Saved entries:
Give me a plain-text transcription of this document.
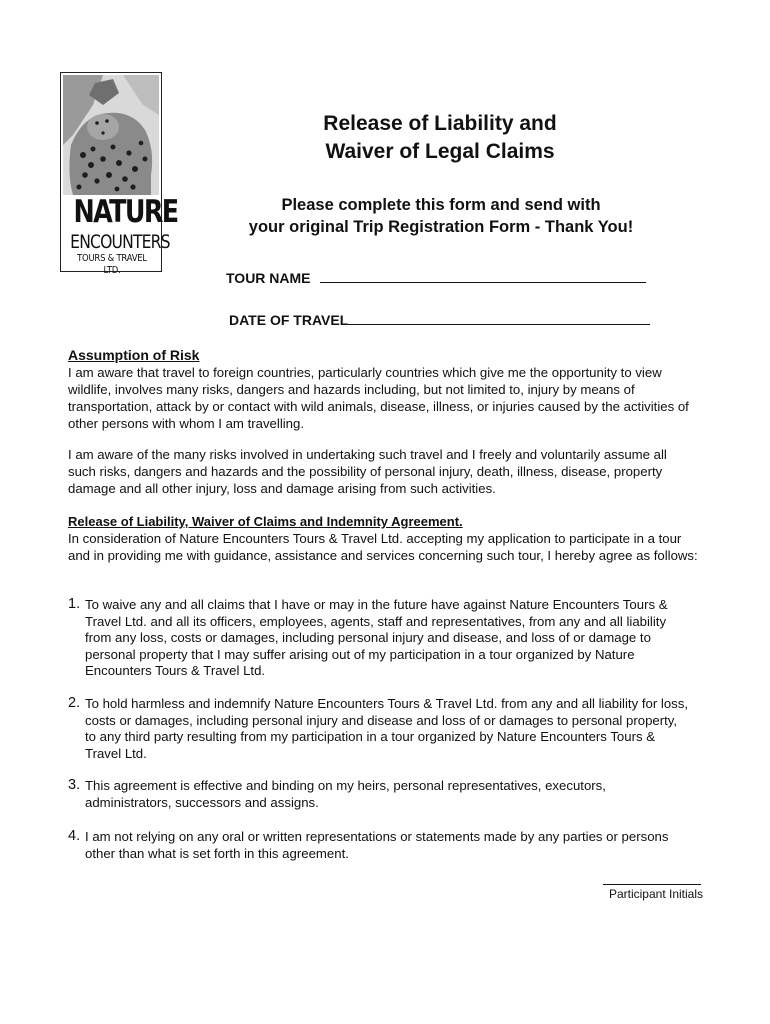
NATURE
ENCOUNTERS
TOURS & TRAVEL LTD.
Release of Liability and
Waiver of Legal Claims
Please complete this form and send with
your original Trip Registration Form - Thank You!
TOUR NAME
DATE OF TRAVEL
Assumption of Risk
I am aware that travel to foreign countries, particularly countries which give me the opportunity to view wildlife, involves many risks, dangers and hazards including, but not limited to, injury by means of transportation, attack by or contact with wild animals, disease, illness, or injuries caused by the activities of other persons with whom I am travelling.
I am aware of the many risks involved in undertaking such travel and I freely and voluntarily assume all such risks, dangers and hazards and the possibility of personal injury, death, illness, disease, property damage and all other injury, loss and damage arising from such activities.
Release of Liability, Waiver of Claims and Indemnity Agreement.
In consideration of Nature Encounters Tours & Travel Ltd. accepting my application to participate in a tour and in providing me with guidance, assistance and services concerning such tour, I hereby agree as follows:
1. To waive any and all claims that I have or may in the future have against Nature Encounters Tours & Travel Ltd. and all its officers, employees, agents, staff and representatives, from any and all liability from any loss, costs or damages, including personal injury and disease, and loss of or damage to personal property that I may suffer arising out of my participation in a tour organized by Nature Encounters Tours & Travel Ltd.
2. To hold harmless and indemnify Nature Encounters Tours & Travel Ltd. from any and all liability for loss, costs or damages, including personal injury and disease and loss of or damages to personal property, to any third party resulting from my participation in a tour organized by Nature Encounters Tours & Travel Ltd.
3. This agreement is effective and binding on my heirs, personal representatives, executors, administrators, successors and assigns.
4. I am not relying on any oral or written representations or statements made by any parties or persons other than what is set forth in this agreement.
Participant Initials
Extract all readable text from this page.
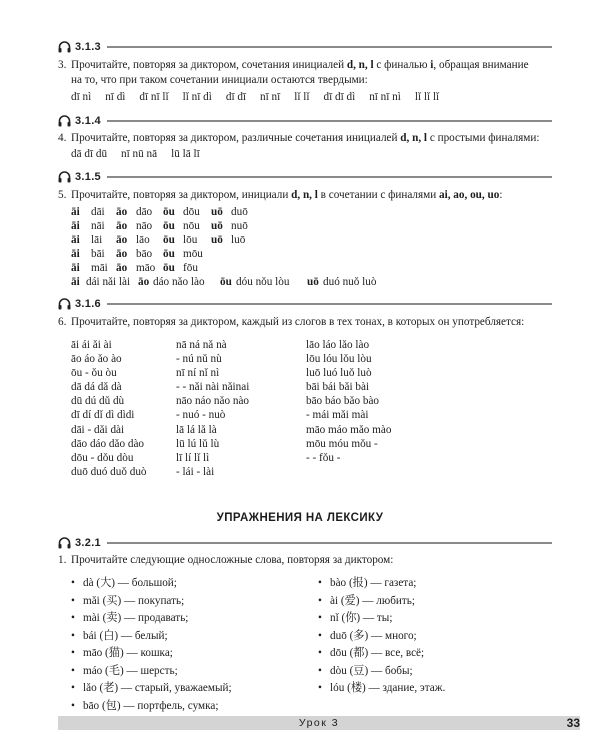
3.1.3
3. Прочитайте, повторяя за диктором, сочетания инициалей d, n, l с финалью i, обращая внимание
на то, что при таком сочетании инициали остаются твердыми:
dī nì nī dì dī nī lǐ lǐ nī dì dī dī nī nī lǐ lǐ dī dī dì nī nī nì lǐ lǐ lǐ
3.1.4
4. Прочитайте, повторяя за диктором, различные сочетания инициалей d, n, l с простыми финалями:
dā dī dū nī nū nā lū lā lī
3.1.5
5. Прочитайте, повторяя за диктором, инициали d, n, l в сочетании с финалями ai, ao, ou, uo:
āi dāi āo dāo ōu dōu uō duō
āi nāi āo nāo ōu nōu uō nuō
āi lāi āo lāo ōu lōu uō luō
āi bāi āo bāo ōu mōu
āi māi āo māo ōu fōu
āi dái nǎi lài āo dáo nǎo lào ōu dóu nǒu lòu uō duó nuǒ luò
3.1.6
6. Прочитайте, повторяя за диктором, каждый из слогов в тех тонах, в которых он употребляется:
āi ái ǎi ài
āo áo ǎo ào
ōu - ǒu òu
dā dá dǎ dà
dū dú dǔ dù
dī dí dǐ dì dìdi
dāi - dǎi dài
dāo dáo dǎo dào
dōu - dǒu dòu
duō duó duǒ duò
nā ná nǎ nà
- nú nǔ nù
nī ní nǐ nì
- - nǎi nài nǎinai
nāo náo nǎo nào
- nuó - nuò
lā lá lǎ là
lū lú lǔ lù
lī lí lǐ lì
- lái - lài
lāo láo lǎo lào
lōu lóu lǒu lòu
luō luó luǒ luò
bāi bái bǎi bài
bāo báo bǎo bào
- mái mǎi mài
māo máo mǎo mào
mōu móu mǒu -
- - fǒu -
УПРАЖНЕНИЯ НА ЛЕКСИКУ
3.2.1
1. Прочитайте следующие односложные слова, повторяя за диктором:
• dà (大) — большой;
• mǎi (买) — покупать;
• mài (卖) — продавать;
• bái (白) — белый;
• māo (猫) — кошка;
• máo (毛) — шерсть;
• lǎo (老) — старый, уважаемый;
• bāo (包) — портфель, сумка;
• bào (报) — газета;
• ài (爱) — любить;
• nǐ (你) — ты;
• duō (多) — много;
• dōu (都) — все, всё;
• dòu (豆) — бобы;
• lóu (楼) — здание, этаж.
Урок 3	33
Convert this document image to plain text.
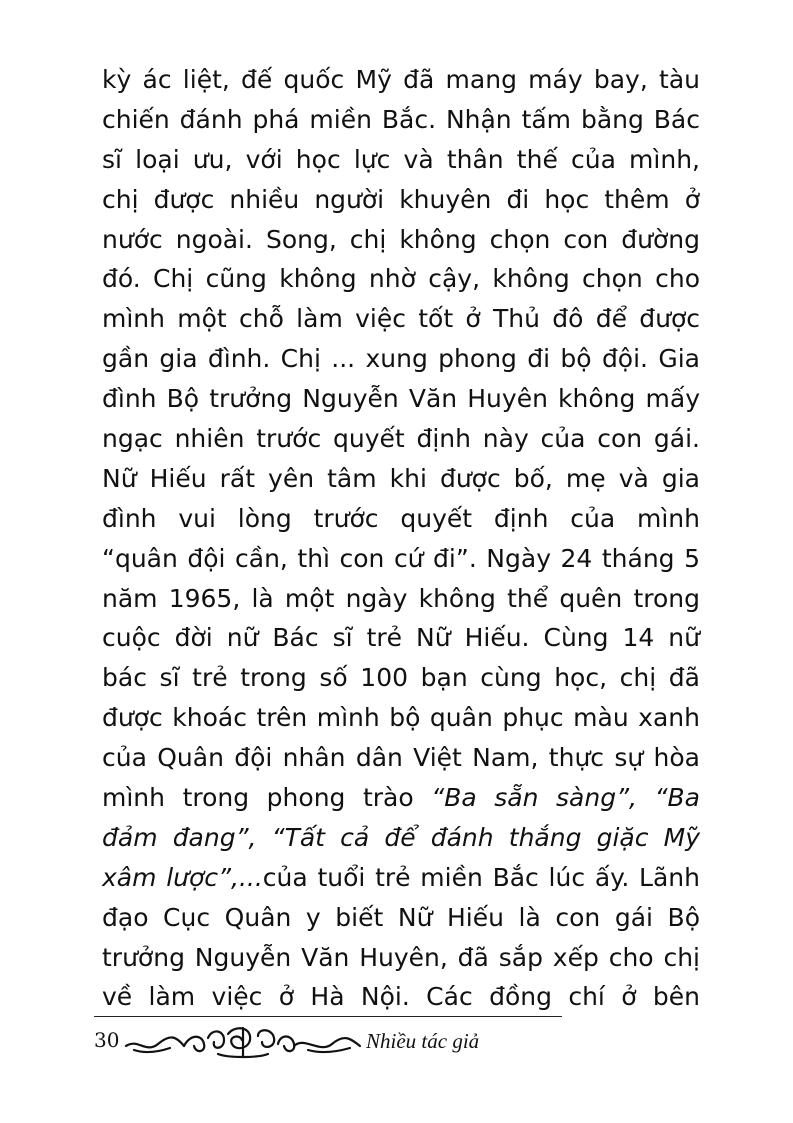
kỳ ác liệt, đế quốc Mỹ đã mang máy bay, tàu
chiến đánh phá miền Bắc. Nhận tấm bằng Bác
sĩ loại ưu, với học lực và thân thế của mình,
chị được nhiều người khuyên đi học thêm ở
nước ngoài. Song, chị không chọn con đường
đó. Chị cũng không nhờ cậy, không chọn cho
mình một chỗ làm việc tốt ở Thủ đô để được
gần gia đình. Chị ... xung phong đi bộ đội. Gia
đình Bộ trưởng Nguyễn Văn Huyên không mấy
ngạc nhiên trước quyết định này của con gái.
Nữ Hiếu rất yên tâm khi được bố, mẹ và gia
đình vui lòng trước quyết định của mình
“quân đội cần, thì con cứ đi”. Ngày 24 tháng 5
năm 1965, là một ngày không thể quên trong
cuộc đời nữ Bác sĩ trẻ Nữ Hiếu. Cùng 14 nữ
bác sĩ trẻ trong số 100 bạn cùng học, chị đã
được khoác trên mình bộ quân phục màu xanh
của Quân đội nhân dân Việt Nam, thực sự hòa
mình trong phong trào “Ba sẵn sàng”, “Ba
đảm đang”, “Tất cả để đánh thắng giặc Mỹ
xâm lược”,...của tuổi trẻ miền Bắc lúc ấy. Lãnh
đạo Cục Quân y biết Nữ Hiếu là con gái Bộ
trưởng Nguyễn Văn Huyên, đã sắp xếp cho chị
về làm việc ở Hà Nội. Các đồng chí ở bên
30	Nhiều tác giả
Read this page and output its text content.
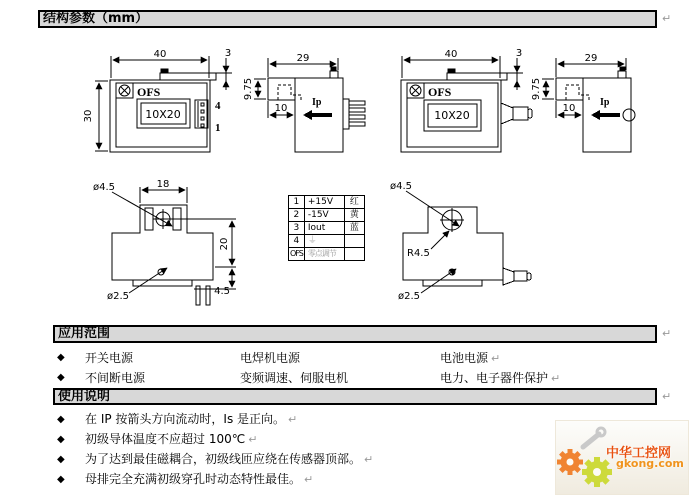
结构参数（mm）	↵
40	3
30
OFS
10X20
4
1
29
9.75
10
Ip
40	3
OFS
10X20
29
9.75
10
Ip
ø4.5	18
20
4.5
ø2.5
ø4.5
R4.5
ø2.5
1	+15V	红
2	-15V	黄
3	Iout	蓝
4	⏚	
OFS	零点调节	
应用范围	↵
◆ 开关电源	电焊机电源	电池电源 ↵
◆ 不间断电源	变频调速、伺服电机	电力、电子器件保护 ↵
使用说明	↵
◆ 在 IP 按箭头方向流动时，Is 是正向。 ↵
◆ 初级导体温度不应超过 100℃ ↵
◆ 为了达到最佳磁耦合，初级线匝应绕在传感器顶部。 ↵
◆ 母排完全充满初级穿孔时动态特性最佳。 ↵
中华工控网
gkong.com
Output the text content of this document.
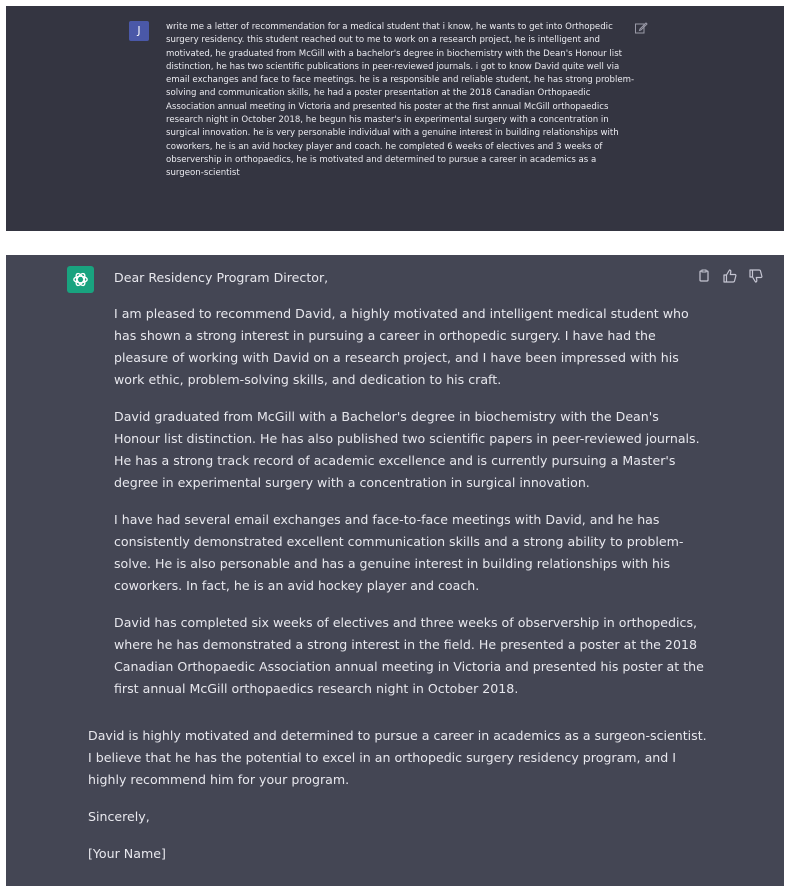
J	write me a letter of recommendation for a medical student that i know, he wants to get into Orthopedic surgery residency. this student reached out to me to work on a research project, he is intelligent and motivated, he graduated from McGill with a bachelor's degree in biochemistry with the Dean's Honour list distinction, he has two scientific publications in peer-reviewed journals. i got to know David quite well via email exchanges and face to face meetings. he is a responsible and reliable student, he has strong problem-solving and communication skills, he had a poster presentation at the 2018 Canadian Orthopaedic Association annual meeting in Victoria and presented his poster at the first annual McGill orthopaedics research night in October 2018, he begun his master's in experimental surgery with a concentration in surgical innovation. he is very personable individual with a genuine interest in building relationships with coworkers, he is an avid hockey player and coach. he completed 6 weeks of electives and 3 weeks of observership in orthopaedics, he is motivated and determined to pursue a career in academics as a surgeon-scientist

Dear Residency Program Director,

I am pleased to recommend David, a highly motivated and intelligent medical student who has shown a strong interest in pursuing a career in orthopedic surgery. I have had the pleasure of working with David on a research project, and I have been impressed with his work ethic, problem-solving skills, and dedication to his craft.

David graduated from McGill with a Bachelor's degree in biochemistry with the Dean's Honour list distinction. He has also published two scientific papers in peer-reviewed journals. He has a strong track record of academic excellence and is currently pursuing a Master's degree in experimental surgery with a concentration in surgical innovation.

I have had several email exchanges and face-to-face meetings with David, and he has consistently demonstrated excellent communication skills and a strong ability to problem-solve. He is also personable and has a genuine interest in building relationships with his coworkers. In fact, he is an avid hockey player and coach.

David has completed six weeks of electives and three weeks of observership in orthopedics, where he has demonstrated a strong interest in the field. He presented a poster at the 2018 Canadian Orthopaedic Association annual meeting in Victoria and presented his poster at the first annual McGill orthopaedics research night in October 2018.

David is highly motivated and determined to pursue a career in academics as a surgeon-scientist. I believe that he has the potential to excel in an orthopedic surgery residency program, and I highly recommend him for your program.

Sincerely,

[Your Name]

**Exercise brief**
Give only the number of lines above that hold the string "финалями".

**Task solution**
2